Every entry that follows needs to be repeated exactly.

Supplied entries –
↓↓↓
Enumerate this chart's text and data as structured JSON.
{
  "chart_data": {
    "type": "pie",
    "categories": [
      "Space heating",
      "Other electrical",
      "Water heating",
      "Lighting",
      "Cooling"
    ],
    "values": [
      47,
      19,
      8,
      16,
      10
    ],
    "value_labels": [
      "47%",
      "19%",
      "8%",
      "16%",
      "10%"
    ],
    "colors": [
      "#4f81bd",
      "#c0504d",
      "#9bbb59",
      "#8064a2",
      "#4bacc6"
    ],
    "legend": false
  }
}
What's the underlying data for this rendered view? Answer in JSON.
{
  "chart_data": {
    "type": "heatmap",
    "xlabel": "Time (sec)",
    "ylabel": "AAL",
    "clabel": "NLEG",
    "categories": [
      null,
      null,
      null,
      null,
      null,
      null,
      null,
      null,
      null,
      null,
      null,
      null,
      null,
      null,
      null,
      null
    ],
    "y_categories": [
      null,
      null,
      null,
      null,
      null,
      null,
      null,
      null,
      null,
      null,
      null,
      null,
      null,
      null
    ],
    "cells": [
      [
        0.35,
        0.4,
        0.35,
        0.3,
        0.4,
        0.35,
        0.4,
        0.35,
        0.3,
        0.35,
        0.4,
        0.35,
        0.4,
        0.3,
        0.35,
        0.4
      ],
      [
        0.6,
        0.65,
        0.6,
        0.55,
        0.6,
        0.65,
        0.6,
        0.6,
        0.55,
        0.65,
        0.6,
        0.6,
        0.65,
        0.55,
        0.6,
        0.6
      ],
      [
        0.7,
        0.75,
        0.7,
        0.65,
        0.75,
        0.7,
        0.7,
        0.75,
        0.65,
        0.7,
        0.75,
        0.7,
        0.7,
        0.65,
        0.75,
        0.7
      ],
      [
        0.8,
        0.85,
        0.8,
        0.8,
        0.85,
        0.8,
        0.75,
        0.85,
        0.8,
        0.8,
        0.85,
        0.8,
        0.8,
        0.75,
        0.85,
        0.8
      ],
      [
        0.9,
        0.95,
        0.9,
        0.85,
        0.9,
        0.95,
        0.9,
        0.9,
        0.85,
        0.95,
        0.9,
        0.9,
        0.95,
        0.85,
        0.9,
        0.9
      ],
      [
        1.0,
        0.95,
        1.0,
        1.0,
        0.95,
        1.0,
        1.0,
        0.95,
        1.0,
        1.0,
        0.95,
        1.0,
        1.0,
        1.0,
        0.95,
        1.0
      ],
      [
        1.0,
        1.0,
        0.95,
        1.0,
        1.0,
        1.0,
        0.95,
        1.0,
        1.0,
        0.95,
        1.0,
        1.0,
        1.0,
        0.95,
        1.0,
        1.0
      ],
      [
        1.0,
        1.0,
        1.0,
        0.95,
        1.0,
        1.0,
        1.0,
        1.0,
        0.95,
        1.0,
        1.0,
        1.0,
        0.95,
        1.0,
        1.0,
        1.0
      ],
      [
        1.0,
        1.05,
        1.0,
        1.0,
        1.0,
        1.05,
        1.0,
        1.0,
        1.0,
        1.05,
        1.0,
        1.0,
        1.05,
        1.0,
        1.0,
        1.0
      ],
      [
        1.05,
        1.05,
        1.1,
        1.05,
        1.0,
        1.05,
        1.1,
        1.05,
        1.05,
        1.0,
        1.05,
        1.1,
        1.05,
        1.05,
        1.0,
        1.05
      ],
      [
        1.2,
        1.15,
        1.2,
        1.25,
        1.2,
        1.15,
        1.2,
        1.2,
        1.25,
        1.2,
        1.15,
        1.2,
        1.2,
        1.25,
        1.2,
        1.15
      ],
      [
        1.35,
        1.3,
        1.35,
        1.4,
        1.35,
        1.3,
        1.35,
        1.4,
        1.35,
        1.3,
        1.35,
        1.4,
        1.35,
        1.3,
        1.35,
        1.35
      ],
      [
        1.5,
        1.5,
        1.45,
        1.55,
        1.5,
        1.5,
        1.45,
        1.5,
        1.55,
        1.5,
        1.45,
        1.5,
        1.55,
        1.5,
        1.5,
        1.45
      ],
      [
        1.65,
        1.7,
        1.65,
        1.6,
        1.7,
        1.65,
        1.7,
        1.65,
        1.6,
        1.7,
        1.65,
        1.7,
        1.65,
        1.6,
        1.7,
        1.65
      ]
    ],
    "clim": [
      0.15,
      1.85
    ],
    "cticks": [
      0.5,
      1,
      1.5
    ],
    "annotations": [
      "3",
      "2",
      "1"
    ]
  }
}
↑↑↑
Solution below –
Enumerate this chart's text and data as structured JSON.
{
  "chart_data": {
    "type": "pie",
    "categories": [
      "Space heating",
      "Other electrical",
      "Water heating",
      "Lighting",
      "Cooling"
    ],
    "values": [
      47,
      19,
      8,
      16,
      10
    ],
    "value_labels": [
      "47%",
      "19%",
      "8%",
      "16%",
      "10%"
    ],
    "colors": [
      "#4f81bd",
      "#c0504d",
      "#9bbb59",
      "#8064a2",
      "#4bacc6"
    ],
    "legend": false
  }
}
What's the underlying data for this rendered view? Answer in JSON.
{
  "chart_data": {
    "type": "heatmap",
    "xlabel": "Time (sec)",
    "ylabel": "AAL",
    "clabel": "NLEG",
    "categories": [
      null,
      null,
      null,
      null,
      null,
      null,
      null,
      null,
      null,
      null,
      null,
      null,
      null,
      null,
      null,
      null
    ],
    "y_categories": [
      null,
      null,
      null,
      null,
      null,
      null,
      null,
      null,
      null,
      null,
      null,
      null,
      null,
      null
    ],
    "cells": [
      [
        0.35,
        0.4,
        0.35,
        0.3,
        0.4,
        0.35,
        0.4,
        0.35,
        0.3,
        0.35,
        0.4,
        0.35,
        0.4,
        0.3,
        0.35,
        0.4
      ],
      [
        0.6,
        0.65,
        0.6,
        0.55,
        0.6,
        0.65,
        0.6,
        0.6,
        0.55,
        0.65,
        0.6,
        0.6,
        0.65,
        0.55,
        0.6,
        0.6
      ],
      [
        0.7,
        0.75,
        0.7,
        0.65,
        0.75,
        0.7,
        0.7,
        0.75,
        0.65,
        0.7,
        0.75,
        0.7,
        0.7,
        0.65,
        0.75,
        0.7
      ],
      [
        0.8,
        0.85,
        0.8,
        0.8,
        0.85,
        0.8,
        0.75,
        0.85,
        0.8,
        0.8,
        0.85,
        0.8,
        0.8,
        0.75,
        0.85,
        0.8
      ],
      [
        0.9,
        0.95,
        0.9,
        0.85,
        0.9,
        0.95,
        0.9,
        0.9,
        0.85,
        0.95,
        0.9,
        0.9,
        0.95,
        0.85,
        0.9,
        0.9
      ],
      [
        1.0,
        0.95,
        1.0,
        1.0,
        0.95,
        1.0,
        1.0,
        0.95,
        1.0,
        1.0,
        0.95,
        1.0,
        1.0,
        1.0,
        0.95,
        1.0
      ],
      [
        1.0,
        1.0,
        0.95,
        1.0,
        1.0,
        1.0,
        0.95,
        1.0,
        1.0,
        0.95,
        1.0,
        1.0,
        1.0,
        0.95,
        1.0,
        1.0
      ],
      [
        1.0,
        1.0,
        1.0,
        0.95,
        1.0,
        1.0,
        1.0,
        1.0,
        0.95,
        1.0,
        1.0,
        1.0,
        0.95,
        1.0,
        1.0,
        1.0
      ],
      [
        1.0,
        1.05,
        1.0,
        1.0,
        1.0,
        1.05,
        1.0,
        1.0,
        1.0,
        1.05,
        1.0,
        1.0,
        1.05,
        1.0,
        1.0,
        1.0
      ],
      [
        1.05,
        1.05,
        1.1,
        1.05,
        1.0,
        1.05,
        1.1,
        1.05,
        1.05,
        1.0,
        1.05,
        1.1,
        1.05,
        1.05,
        1.0,
        1.05
      ],
      [
        1.2,
        1.15,
        1.2,
        1.25,
        1.2,
        1.15,
        1.2,
        1.2,
        1.25,
        1.2,
        1.15,
        1.2,
        1.2,
        1.25,
        1.2,
        1.15
      ],
      [
        1.35,
        1.3,
        1.35,
        1.4,
        1.35,
        1.3,
        1.35,
        1.4,
        1.35,
        1.3,
        1.35,
        1.4,
        1.35,
        1.3,
        1.35,
        1.35
      ],
      [
        1.5,
        1.5,
        1.45,
        1.55,
        1.5,
        1.5,
        1.45,
        1.5,
        1.55,
        1.5,
        1.45,
        1.5,
        1.55,
        1.5,
        1.5,
        1.45
      ],
      [
        1.65,
        1.7,
        1.65,
        1.6,
        1.7,
        1.65,
        1.7,
        1.65,
        1.6,
        1.7,
        1.65,
        1.7,
        1.65,
        1.6,
        1.7,
        1.65
      ]
    ],
    "clim": [
      0.15,
      1.85
    ],
    "cticks": [
      0.5,
      1,
      1.5
    ],
    "annotations": [
      "3",
      "2",
      "1"
    ]
  }
}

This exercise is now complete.